What the exercise asks:
Look through the data below. Pick out the lines holding the string "plus".

_____

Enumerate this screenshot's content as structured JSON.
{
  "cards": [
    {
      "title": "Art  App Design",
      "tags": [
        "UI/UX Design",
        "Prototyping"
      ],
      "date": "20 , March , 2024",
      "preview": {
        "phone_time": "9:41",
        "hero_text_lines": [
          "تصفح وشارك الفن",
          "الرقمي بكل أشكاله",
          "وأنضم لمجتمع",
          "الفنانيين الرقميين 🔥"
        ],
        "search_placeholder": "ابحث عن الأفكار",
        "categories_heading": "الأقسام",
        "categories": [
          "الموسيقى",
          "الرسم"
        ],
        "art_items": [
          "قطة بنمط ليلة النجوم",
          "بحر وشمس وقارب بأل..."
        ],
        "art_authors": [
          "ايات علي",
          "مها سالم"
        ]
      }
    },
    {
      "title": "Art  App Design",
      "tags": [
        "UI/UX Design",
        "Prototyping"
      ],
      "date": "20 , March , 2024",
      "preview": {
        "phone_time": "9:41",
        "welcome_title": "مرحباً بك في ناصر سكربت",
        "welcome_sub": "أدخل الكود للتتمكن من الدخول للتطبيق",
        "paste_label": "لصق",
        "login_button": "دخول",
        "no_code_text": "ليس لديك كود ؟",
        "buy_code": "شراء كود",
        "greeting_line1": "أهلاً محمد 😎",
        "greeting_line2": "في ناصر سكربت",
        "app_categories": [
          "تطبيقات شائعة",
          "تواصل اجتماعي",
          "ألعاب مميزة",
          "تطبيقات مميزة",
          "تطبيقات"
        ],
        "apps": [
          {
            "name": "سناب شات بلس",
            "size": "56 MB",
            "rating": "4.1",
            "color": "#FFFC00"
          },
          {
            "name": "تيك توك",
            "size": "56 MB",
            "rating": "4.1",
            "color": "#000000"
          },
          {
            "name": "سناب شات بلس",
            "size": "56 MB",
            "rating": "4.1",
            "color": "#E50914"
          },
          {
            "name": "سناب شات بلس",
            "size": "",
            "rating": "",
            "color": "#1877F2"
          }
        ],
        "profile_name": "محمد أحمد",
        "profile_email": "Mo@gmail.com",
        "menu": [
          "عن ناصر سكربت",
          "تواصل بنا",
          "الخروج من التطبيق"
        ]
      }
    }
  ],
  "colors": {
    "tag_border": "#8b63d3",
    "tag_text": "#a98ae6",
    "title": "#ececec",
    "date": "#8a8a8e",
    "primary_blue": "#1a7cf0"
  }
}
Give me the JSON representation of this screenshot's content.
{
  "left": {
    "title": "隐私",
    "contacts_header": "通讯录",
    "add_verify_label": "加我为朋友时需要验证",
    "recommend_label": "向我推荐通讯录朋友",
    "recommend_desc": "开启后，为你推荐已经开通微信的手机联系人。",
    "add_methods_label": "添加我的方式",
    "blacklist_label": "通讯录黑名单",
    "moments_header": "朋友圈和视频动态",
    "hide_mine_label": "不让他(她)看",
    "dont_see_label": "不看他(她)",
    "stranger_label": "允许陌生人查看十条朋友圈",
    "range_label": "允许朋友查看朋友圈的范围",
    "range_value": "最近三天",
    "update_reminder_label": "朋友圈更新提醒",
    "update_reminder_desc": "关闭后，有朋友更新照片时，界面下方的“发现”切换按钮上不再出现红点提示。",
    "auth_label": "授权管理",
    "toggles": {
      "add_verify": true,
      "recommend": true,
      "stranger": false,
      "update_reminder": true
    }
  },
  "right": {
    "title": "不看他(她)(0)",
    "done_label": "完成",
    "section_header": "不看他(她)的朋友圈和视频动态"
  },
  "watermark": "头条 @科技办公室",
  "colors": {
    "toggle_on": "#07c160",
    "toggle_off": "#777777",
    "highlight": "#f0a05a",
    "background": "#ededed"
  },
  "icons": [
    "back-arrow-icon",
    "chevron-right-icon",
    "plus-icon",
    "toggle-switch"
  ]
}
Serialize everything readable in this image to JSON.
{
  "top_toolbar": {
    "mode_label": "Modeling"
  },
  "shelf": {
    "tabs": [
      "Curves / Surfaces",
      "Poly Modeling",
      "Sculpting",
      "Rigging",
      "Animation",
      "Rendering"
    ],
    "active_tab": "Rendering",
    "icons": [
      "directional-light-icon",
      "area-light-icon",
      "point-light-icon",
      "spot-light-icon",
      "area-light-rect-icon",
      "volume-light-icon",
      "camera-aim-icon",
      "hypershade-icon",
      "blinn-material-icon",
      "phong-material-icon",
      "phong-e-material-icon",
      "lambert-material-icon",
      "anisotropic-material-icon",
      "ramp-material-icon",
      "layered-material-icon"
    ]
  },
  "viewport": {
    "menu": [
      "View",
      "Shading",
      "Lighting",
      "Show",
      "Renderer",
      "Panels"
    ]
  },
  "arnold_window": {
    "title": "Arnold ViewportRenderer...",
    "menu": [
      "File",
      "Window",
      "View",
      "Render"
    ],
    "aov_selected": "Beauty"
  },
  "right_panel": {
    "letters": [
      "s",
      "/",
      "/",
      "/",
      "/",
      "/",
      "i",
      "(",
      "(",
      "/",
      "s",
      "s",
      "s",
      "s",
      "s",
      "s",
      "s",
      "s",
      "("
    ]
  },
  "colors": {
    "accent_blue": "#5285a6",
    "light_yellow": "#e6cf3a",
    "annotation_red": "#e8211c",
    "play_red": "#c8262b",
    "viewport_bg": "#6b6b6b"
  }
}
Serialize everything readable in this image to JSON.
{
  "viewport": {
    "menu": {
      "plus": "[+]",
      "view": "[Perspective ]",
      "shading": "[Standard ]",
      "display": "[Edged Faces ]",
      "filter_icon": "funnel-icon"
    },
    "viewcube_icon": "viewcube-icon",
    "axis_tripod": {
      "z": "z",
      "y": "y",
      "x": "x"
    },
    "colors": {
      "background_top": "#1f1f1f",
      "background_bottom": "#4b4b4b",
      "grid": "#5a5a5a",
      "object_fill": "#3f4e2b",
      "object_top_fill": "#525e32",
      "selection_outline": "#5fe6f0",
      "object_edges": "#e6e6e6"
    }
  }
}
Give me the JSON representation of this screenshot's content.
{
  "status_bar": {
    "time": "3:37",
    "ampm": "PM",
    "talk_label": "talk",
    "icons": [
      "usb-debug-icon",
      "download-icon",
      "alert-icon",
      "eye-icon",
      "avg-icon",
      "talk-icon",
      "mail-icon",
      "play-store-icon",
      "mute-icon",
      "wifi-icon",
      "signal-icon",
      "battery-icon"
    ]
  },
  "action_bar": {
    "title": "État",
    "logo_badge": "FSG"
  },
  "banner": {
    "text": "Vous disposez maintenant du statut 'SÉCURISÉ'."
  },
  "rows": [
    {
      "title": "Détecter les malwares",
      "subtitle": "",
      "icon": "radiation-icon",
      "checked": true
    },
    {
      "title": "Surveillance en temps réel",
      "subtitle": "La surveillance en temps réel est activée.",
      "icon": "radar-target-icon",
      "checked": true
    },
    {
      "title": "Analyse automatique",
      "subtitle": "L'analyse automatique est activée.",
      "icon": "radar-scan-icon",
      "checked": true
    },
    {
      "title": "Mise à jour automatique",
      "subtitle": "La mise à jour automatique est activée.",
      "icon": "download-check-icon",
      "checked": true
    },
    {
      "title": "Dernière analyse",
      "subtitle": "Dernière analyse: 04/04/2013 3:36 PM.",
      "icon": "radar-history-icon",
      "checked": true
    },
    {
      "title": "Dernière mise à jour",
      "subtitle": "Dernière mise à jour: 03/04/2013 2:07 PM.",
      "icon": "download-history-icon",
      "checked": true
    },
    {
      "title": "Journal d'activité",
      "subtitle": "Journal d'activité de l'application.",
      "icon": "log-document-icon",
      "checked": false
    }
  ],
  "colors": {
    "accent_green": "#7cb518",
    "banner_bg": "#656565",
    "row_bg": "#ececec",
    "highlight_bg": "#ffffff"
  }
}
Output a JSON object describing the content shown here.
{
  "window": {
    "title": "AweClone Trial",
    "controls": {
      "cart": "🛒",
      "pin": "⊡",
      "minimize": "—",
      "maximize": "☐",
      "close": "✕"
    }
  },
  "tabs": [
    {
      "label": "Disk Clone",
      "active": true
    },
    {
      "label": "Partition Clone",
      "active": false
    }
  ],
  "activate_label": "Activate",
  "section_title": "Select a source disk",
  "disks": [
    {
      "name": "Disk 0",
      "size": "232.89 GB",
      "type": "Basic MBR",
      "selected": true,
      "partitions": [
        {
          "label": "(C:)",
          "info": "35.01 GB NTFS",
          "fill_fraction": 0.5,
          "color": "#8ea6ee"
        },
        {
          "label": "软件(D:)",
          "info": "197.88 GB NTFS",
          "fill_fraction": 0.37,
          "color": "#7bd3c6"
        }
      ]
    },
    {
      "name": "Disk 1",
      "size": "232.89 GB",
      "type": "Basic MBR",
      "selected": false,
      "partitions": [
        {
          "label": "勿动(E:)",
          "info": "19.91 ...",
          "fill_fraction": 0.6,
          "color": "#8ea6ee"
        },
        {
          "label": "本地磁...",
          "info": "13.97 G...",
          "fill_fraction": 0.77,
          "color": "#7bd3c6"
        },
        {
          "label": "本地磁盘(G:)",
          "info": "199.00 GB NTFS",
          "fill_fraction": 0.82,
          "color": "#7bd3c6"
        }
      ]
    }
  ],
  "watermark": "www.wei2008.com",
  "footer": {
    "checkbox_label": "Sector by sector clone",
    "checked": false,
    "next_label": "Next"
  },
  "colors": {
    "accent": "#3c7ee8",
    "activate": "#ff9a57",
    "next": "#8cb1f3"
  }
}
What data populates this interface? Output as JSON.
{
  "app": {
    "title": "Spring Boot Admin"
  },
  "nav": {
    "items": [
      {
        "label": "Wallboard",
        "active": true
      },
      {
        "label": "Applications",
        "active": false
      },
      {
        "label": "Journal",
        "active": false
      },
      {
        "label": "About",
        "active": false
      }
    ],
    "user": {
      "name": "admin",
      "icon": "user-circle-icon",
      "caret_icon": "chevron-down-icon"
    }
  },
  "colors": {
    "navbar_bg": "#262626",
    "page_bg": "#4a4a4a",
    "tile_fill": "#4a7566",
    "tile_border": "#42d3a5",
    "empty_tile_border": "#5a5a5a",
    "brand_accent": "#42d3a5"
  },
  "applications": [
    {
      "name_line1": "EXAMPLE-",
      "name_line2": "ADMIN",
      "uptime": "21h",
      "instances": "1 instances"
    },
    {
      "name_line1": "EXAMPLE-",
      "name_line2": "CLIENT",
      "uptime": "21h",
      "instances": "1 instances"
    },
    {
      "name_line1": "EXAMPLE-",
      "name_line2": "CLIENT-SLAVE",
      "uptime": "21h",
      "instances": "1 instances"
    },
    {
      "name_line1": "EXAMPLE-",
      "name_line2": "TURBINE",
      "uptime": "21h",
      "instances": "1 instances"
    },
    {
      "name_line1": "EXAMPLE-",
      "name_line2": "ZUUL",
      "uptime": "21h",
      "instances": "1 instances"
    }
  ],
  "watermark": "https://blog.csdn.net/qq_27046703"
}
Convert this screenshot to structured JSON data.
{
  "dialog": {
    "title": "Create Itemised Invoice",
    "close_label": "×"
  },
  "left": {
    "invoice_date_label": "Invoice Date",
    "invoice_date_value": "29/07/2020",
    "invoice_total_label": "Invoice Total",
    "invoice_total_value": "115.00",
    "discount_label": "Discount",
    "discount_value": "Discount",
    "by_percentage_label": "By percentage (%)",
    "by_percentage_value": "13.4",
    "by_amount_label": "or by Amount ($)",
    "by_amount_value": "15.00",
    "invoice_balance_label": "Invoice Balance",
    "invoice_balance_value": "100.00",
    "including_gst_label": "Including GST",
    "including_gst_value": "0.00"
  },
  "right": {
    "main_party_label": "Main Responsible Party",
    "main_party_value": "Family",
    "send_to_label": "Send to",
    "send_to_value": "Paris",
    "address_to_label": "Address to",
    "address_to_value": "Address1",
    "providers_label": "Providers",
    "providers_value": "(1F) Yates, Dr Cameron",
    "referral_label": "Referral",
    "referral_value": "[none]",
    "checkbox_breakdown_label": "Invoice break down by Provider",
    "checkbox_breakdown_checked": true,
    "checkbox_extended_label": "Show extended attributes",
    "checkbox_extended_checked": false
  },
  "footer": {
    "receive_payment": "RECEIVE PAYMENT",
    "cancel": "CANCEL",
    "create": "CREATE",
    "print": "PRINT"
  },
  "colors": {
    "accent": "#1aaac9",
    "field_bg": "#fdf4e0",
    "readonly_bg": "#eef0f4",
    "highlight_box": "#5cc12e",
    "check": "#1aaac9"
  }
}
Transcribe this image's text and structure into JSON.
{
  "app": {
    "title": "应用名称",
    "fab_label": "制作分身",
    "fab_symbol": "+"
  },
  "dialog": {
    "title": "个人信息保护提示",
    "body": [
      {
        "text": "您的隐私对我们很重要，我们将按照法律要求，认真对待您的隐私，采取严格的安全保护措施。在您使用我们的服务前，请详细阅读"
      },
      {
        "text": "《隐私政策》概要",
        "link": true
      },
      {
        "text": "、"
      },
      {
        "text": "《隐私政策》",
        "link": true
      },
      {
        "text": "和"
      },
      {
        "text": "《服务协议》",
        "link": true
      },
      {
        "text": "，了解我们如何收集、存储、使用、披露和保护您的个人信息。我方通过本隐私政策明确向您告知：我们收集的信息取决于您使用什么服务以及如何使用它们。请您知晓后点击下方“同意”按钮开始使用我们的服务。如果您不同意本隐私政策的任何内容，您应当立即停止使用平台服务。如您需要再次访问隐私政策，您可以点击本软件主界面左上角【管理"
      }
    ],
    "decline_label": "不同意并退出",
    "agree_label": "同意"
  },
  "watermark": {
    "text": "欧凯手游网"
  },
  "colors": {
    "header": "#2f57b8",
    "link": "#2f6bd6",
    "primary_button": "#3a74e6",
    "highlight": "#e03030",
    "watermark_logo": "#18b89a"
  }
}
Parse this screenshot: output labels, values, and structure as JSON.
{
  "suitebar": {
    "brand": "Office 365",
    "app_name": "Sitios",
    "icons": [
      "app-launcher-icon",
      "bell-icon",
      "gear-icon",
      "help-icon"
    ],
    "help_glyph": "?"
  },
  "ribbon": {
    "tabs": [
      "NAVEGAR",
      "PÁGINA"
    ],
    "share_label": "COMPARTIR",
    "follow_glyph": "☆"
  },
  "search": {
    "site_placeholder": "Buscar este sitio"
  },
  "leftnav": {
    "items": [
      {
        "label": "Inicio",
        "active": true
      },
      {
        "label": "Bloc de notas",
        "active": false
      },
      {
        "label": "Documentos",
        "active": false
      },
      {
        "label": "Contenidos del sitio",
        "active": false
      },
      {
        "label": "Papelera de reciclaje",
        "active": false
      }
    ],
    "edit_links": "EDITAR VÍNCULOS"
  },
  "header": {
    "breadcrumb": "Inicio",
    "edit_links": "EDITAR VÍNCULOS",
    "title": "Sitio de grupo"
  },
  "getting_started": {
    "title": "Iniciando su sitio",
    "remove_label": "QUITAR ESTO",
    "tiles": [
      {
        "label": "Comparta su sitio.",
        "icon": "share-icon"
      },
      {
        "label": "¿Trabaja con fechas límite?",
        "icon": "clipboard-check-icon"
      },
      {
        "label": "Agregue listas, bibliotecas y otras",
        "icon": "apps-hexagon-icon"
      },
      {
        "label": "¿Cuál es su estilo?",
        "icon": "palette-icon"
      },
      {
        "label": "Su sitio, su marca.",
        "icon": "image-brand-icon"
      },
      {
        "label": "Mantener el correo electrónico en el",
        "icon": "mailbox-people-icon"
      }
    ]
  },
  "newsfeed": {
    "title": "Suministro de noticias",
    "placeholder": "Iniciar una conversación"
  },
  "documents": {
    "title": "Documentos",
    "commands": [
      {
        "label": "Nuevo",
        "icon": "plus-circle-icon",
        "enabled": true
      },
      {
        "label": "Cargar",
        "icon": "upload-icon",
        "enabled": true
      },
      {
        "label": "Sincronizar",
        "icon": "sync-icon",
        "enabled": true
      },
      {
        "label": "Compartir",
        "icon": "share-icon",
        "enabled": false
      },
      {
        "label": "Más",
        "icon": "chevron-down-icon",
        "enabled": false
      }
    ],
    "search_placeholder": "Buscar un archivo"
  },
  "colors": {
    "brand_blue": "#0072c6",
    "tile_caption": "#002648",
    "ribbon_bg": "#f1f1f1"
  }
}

_____

Output of the task:
    "plus-icon",
      "plus": "[+]",
        "icon": "plus-circle-icon",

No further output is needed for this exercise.